* INSTRUCTIONS FOR THE TASK: Locate each line in the records containing "this". Copy it.

(Stored data)
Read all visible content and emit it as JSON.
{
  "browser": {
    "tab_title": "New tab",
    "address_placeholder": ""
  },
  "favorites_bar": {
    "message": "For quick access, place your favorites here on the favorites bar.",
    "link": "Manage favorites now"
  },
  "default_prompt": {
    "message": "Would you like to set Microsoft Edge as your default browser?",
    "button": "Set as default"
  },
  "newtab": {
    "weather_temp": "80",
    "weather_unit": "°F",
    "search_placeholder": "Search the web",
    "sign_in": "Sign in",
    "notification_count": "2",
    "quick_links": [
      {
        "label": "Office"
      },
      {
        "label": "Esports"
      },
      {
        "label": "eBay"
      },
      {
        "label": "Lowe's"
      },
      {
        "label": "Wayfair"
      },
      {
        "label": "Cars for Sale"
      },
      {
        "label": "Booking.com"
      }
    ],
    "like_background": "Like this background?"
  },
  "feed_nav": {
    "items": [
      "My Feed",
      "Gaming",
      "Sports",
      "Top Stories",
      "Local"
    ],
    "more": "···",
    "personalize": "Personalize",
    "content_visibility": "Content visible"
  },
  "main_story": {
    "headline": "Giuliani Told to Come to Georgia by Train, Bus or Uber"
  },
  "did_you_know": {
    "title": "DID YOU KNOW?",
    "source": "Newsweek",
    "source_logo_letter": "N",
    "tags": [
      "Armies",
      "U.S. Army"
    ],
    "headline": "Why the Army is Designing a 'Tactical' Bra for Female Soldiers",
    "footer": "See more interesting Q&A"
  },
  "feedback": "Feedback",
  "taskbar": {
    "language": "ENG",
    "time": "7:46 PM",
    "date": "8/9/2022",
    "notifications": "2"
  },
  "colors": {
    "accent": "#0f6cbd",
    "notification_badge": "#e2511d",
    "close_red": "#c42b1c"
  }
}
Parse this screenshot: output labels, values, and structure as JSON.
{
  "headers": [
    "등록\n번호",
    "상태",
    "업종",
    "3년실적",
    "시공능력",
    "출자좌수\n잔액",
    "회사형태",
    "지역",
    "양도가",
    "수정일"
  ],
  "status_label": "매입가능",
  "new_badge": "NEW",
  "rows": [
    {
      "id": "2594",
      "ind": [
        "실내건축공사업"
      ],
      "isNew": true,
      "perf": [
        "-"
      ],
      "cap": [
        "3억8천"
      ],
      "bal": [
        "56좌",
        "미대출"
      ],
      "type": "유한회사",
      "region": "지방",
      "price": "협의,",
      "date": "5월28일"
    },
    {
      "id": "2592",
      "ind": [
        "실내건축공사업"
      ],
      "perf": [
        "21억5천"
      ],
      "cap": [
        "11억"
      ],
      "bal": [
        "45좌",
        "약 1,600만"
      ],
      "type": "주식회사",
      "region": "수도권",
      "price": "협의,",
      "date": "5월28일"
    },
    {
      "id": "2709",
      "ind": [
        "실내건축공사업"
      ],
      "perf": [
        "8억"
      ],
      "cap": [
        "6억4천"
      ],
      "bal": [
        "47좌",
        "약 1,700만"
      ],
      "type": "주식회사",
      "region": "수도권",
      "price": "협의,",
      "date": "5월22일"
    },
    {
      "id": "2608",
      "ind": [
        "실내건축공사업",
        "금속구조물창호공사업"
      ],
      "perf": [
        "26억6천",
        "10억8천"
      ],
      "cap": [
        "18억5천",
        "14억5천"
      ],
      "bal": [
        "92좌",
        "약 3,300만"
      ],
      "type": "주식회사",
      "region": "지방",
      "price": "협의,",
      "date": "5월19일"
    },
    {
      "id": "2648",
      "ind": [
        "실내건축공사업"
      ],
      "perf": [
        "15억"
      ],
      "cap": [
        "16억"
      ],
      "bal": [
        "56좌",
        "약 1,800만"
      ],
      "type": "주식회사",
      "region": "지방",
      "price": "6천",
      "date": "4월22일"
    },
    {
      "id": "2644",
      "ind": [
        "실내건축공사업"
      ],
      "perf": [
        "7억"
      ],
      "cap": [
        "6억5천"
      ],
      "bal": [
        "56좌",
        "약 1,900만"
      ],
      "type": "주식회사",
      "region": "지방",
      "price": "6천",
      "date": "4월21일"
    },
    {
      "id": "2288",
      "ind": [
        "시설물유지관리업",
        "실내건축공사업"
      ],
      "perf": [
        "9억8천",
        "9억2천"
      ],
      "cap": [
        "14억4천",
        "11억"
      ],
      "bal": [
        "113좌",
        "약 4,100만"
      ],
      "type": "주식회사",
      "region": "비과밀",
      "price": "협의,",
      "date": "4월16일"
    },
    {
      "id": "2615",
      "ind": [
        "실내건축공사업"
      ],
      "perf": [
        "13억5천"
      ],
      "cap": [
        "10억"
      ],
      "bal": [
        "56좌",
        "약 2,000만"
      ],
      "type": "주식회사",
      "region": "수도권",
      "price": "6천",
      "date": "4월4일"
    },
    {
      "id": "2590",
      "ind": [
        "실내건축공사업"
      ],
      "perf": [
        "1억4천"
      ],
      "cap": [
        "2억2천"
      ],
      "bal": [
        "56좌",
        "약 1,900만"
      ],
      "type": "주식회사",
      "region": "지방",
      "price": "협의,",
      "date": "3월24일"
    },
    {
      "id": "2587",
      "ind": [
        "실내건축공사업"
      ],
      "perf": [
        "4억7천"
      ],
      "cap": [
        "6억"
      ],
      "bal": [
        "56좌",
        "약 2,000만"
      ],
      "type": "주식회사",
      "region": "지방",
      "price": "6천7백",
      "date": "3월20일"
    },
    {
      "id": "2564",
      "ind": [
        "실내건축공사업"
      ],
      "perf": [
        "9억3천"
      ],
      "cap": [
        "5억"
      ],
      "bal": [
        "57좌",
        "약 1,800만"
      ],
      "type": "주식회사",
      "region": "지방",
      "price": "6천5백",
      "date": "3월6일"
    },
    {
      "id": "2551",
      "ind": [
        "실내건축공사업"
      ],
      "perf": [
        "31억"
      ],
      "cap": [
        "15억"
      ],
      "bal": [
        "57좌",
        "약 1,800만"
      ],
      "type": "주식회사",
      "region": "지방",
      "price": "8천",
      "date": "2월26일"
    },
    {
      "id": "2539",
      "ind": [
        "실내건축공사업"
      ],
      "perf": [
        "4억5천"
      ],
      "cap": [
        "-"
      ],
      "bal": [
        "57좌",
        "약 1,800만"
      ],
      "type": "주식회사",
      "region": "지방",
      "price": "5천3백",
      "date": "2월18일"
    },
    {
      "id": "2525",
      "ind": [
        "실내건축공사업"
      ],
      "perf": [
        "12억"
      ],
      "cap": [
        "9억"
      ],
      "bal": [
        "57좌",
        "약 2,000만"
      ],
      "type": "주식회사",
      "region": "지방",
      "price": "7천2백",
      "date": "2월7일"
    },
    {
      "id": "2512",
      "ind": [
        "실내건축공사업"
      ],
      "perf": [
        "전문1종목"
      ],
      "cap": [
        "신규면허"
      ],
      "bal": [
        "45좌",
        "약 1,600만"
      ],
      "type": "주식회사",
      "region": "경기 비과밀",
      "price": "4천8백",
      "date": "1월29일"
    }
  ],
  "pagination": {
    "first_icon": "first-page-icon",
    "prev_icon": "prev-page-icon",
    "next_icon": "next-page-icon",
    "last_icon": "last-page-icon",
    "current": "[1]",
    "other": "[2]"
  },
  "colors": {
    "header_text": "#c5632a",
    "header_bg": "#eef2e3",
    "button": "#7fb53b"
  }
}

* RESULT OF THE TASK:
    "like_background": "Like this background?"
Parse this screenshot: output labels, values, and structure as JSON.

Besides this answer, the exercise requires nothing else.